### DATA SUPPLIED

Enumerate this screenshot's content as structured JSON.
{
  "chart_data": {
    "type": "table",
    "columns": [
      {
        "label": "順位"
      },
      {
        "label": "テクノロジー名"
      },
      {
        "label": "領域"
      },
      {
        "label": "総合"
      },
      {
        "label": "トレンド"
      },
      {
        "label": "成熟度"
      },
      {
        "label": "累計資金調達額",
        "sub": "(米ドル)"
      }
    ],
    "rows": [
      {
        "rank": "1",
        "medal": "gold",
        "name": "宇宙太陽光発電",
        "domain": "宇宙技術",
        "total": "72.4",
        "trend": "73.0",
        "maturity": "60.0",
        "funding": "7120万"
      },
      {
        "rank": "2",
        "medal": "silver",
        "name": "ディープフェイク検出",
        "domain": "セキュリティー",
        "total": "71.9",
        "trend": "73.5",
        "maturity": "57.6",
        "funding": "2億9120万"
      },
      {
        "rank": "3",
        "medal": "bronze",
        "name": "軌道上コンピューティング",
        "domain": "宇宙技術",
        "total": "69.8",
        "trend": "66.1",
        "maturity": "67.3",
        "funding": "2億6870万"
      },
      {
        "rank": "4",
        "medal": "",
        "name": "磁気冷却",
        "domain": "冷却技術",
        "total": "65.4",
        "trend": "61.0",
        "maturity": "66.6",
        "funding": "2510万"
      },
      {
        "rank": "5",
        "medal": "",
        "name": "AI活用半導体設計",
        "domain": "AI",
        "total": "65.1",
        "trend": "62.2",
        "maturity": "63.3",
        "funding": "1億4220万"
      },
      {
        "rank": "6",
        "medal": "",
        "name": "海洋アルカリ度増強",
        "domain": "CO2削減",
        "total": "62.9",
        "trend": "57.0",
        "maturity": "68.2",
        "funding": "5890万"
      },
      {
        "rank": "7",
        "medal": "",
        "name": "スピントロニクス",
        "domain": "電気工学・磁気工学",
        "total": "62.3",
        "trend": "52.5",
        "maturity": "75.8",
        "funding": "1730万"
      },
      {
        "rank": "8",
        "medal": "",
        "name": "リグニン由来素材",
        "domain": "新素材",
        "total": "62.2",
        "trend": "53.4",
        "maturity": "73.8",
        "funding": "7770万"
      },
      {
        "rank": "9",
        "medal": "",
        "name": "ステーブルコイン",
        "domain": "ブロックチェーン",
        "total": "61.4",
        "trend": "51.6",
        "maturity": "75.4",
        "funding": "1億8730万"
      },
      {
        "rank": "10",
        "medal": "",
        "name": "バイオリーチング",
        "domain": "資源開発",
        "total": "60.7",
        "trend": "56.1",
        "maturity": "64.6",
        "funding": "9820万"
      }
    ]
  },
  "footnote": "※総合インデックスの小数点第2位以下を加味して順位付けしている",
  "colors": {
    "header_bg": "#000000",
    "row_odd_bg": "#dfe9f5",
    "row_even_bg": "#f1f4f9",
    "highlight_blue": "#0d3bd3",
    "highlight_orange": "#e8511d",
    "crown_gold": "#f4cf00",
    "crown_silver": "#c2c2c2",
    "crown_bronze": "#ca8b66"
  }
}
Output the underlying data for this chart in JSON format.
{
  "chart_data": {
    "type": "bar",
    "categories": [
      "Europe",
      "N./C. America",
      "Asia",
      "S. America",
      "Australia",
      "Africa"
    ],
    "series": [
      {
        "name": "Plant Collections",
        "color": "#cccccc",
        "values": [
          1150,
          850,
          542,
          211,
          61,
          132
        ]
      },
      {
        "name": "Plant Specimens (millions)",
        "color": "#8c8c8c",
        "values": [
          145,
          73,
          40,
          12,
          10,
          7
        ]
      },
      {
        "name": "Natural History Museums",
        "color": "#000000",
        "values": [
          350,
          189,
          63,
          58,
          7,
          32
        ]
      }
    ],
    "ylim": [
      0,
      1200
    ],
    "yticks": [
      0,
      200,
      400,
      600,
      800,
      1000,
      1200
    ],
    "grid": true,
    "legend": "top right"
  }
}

### GOAL OF THE EXERCISE
Set down all of the entries exactly, please.

### ANSWER IN FULL
Enumerate this screenshot's content as structured JSON.
{
  "chart_data": {
    "type": "table",
    "columns": [
      {
        "label": "順位"
      },
      {
        "label": "テクノロジー名"
      },
      {
        "label": "領域"
      },
      {
        "label": "総合"
      },
      {
        "label": "トレンド"
      },
      {
        "label": "成熟度"
      },
      {
        "label": "累計資金調達額",
        "sub": "(米ドル)"
      }
    ],
    "rows": [
      {
        "rank": "1",
        "medal": "gold",
        "name": "宇宙太陽光発電",
        "domain": "宇宙技術",
        "total": "72.4",
        "trend": "73.0",
        "maturity": "60.0",
        "funding": "7120万"
      },
      {
        "rank": "2",
        "medal": "silver",
        "name": "ディープフェイク検出",
        "domain": "セキュリティー",
        "total": "71.9",
        "trend": "73.5",
        "maturity": "57.6",
        "funding": "2億9120万"
      },
      {
        "rank": "3",
        "medal": "bronze",
        "name": "軌道上コンピューティング",
        "domain": "宇宙技術",
        "total": "69.8",
        "trend": "66.1",
        "maturity": "67.3",
        "funding": "2億6870万"
      },
      {
        "rank": "4",
        "medal": "",
        "name": "磁気冷却",
        "domain": "冷却技術",
        "total": "65.4",
        "trend": "61.0",
        "maturity": "66.6",
        "funding": "2510万"
      },
      {
        "rank": "5",
        "medal": "",
        "name": "AI活用半導体設計",
        "domain": "AI",
        "total": "65.1",
        "trend": "62.2",
        "maturity": "63.3",
        "funding": "1億4220万"
      },
      {
        "rank": "6",
        "medal": "",
        "name": "海洋アルカリ度増強",
        "domain": "CO2削減",
        "total": "62.9",
        "trend": "57.0",
        "maturity": "68.2",
        "funding": "5890万"
      },
      {
        "rank": "7",
        "medal": "",
        "name": "スピントロニクス",
        "domain": "電気工学・磁気工学",
        "total": "62.3",
        "trend": "52.5",
        "maturity": "75.8",
        "funding": "1730万"
      },
      {
        "rank": "8",
        "medal": "",
        "name": "リグニン由来素材",
        "domain": "新素材",
        "total": "62.2",
        "trend": "53.4",
        "maturity": "73.8",
        "funding": "7770万"
      },
      {
        "rank": "9",
        "medal": "",
        "name": "ステーブルコイン",
        "domain": "ブロックチェーン",
        "total": "61.4",
        "trend": "51.6",
        "maturity": "75.4",
        "funding": "1億8730万"
      },
      {
        "rank": "10",
        "medal": "",
        "name": "バイオリーチング",
        "domain": "資源開発",
        "total": "60.7",
        "trend": "56.1",
        "maturity": "64.6",
        "funding": "9820万"
      }
    ]
  },
  "footnote": "※総合インデックスの小数点第2位以下を加味して順位付けしている",
  "colors": {
    "header_bg": "#000000",
    "row_odd_bg": "#dfe9f5",
    "row_even_bg": "#f1f4f9",
    "highlight_blue": "#0d3bd3",
    "highlight_orange": "#e8511d",
    "crown_gold": "#f4cf00",
    "crown_silver": "#c2c2c2",
    "crown_bronze": "#ca8b66"
  }
}
Output the underlying data for this chart in JSON format.
{
  "chart_data": {
    "type": "bar",
    "categories": [
      "Europe",
      "N./C. America",
      "Asia",
      "S. America",
      "Australia",
      "Africa"
    ],
    "series": [
      {
        "name": "Plant Collections",
        "color": "#cccccc",
        "values": [
          1150,
          850,
          542,
          211,
          61,
          132
        ]
      },
      {
        "name": "Plant Specimens (millions)",
        "color": "#8c8c8c",
        "values": [
          145,
          73,
          40,
          12,
          10,
          7
        ]
      },
      {
        "name": "Natural History Museums",
        "color": "#000000",
        "values": [
          350,
          189,
          63,
          58,
          7,
          32
        ]
      }
    ],
    "ylim": [
      0,
      1200
    ],
    "yticks": [
      0,
      200,
      400,
      600,
      800,
      1000,
      1200
    ],
    "grid": true,
    "legend": "top right"
  }
}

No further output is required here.